Work order:
When a line of the material has the word "förut" in it, copy that line.

Dataset content:
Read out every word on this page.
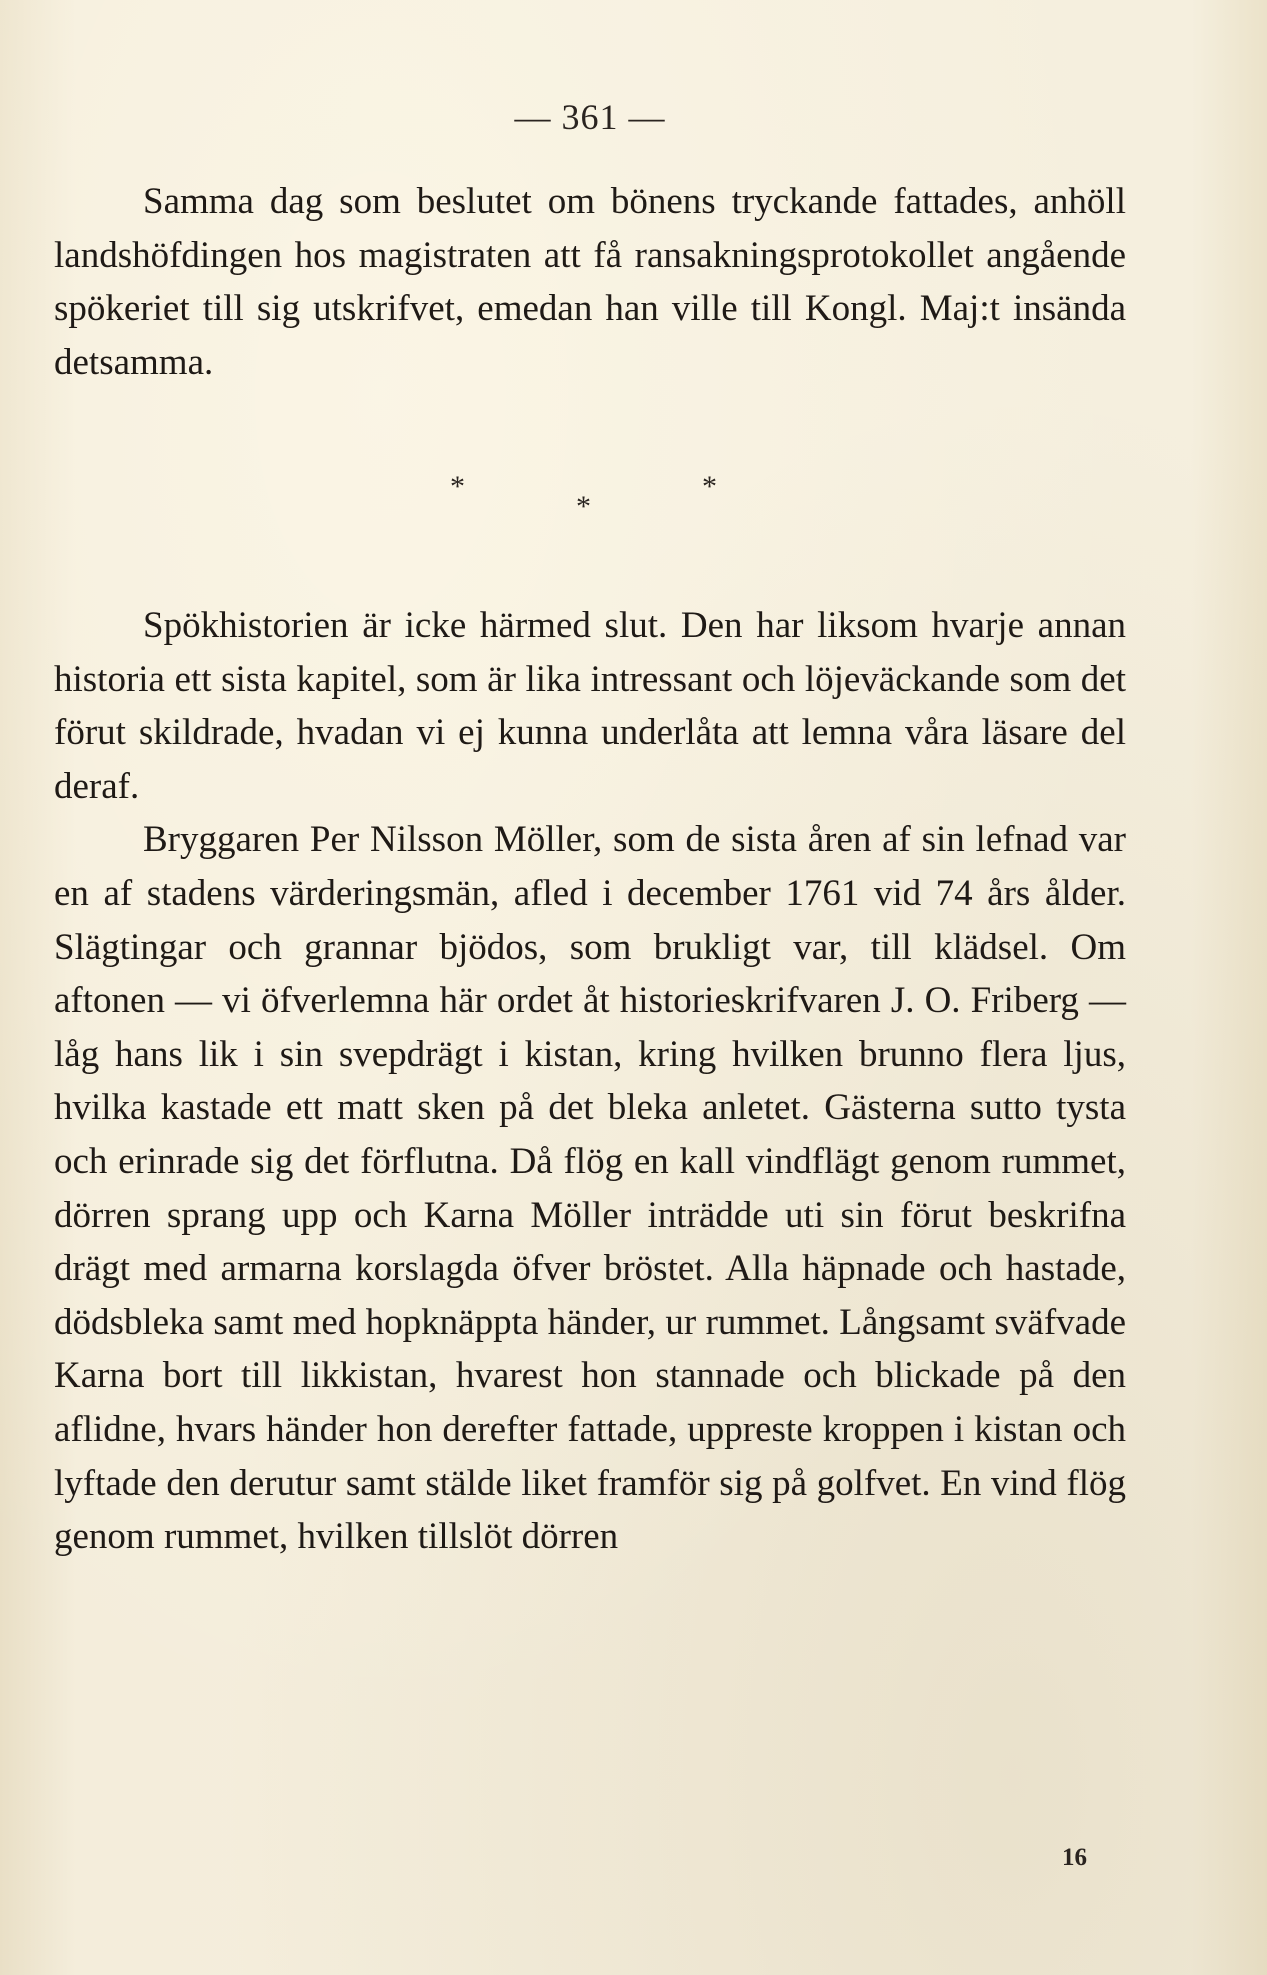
— 361 —

Samma dag som beslutet om bönens tryckande fattades, anhöll landshöfdingen hos magistraten att få ransakningsprotokollet angående spökeriet till sig utskrifvet, emedan han ville till Kongl. Maj:t insända detsamma.

*	*
*

Spökhistorien är icke härmed slut. Den har liksom hvarje annan historia ett sista kapitel, som är lika intressant och löjeväckande som det förut skildrade, hvadan vi ej kunna underlåta att lemna våra läsare del deraf.

Bryggaren Per Nilsson Möller, som de sista åren af sin lefnad var en af stadens värderingsmän, afled i december 1761 vid 74 års ålder. Slägtingar och grannar bjödos, som brukligt var, till klädsel. Om aftonen — vi öfverlemna här ordet åt historieskrifvaren J. O. Friberg — låg hans lik i sin svepdrägt i kistan, kring hvilken brunno flera ljus, hvilka kastade ett matt sken på det bleka anletet. Gästerna sutto tysta och erinrade sig det förflutna. Då flög en kall vindflägt genom rummet, dörren sprang upp och Karna Möller inträdde uti sin förut beskrifna drägt med armarna korslagda öfver bröstet. Alla häpnade och hastade, dödsbleka samt med hopknäppta händer, ur rummet. Långsamt sväfvade Karna bort till likkistan, hvarest hon stannade och blickade på den aflidne, hvars händer hon derefter fattade, uppreste kroppen i kistan och lyftade den derutur samt stälde liket framför sig på golfvet. En vind flög genom rummet, hvilken tillslöt dörren

16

Your response:
Spökhistorien är icke härmed slut. Den har liksom hvarje annan historia ett sista kapitel, som är lika intressant och löjeväckande som det förut skildrade, hvadan vi ej kunna underlåta att lemna våra läsare del deraf.
Bryggaren Per Nilsson Möller, som de sista åren af sin lefnad var en af stadens värderingsmän, afled i december 1761 vid 74 års ålder. Slägtingar och grannar bjödos, som brukligt var, till klädsel. Om aftonen — vi öfverlemna här ordet åt historieskrifvaren J. O. Friberg — låg hans lik i sin svepdrägt i kistan, kring hvilken brunno flera ljus, hvilka kastade ett matt sken på det bleka anletet. Gästerna sutto tysta och erinrade sig det förflutna. Då flög en kall vindflägt genom rummet, dörren sprang upp och Karna Möller inträdde uti sin förut beskrifna drägt med armarna korslagda öfver bröstet. Alla häpnade och hastade, dödsbleka samt med hopknäppta händer, ur rummet. Långsamt sväfvade Karna bort till likkistan, hvarest hon stannade och blickade på den aflidne, hvars händer hon derefter fattade, uppreste kroppen i kistan och lyftade den derutur samt stälde liket framför sig på golfvet. En vind flög genom rummet, hvilken tillslöt dörren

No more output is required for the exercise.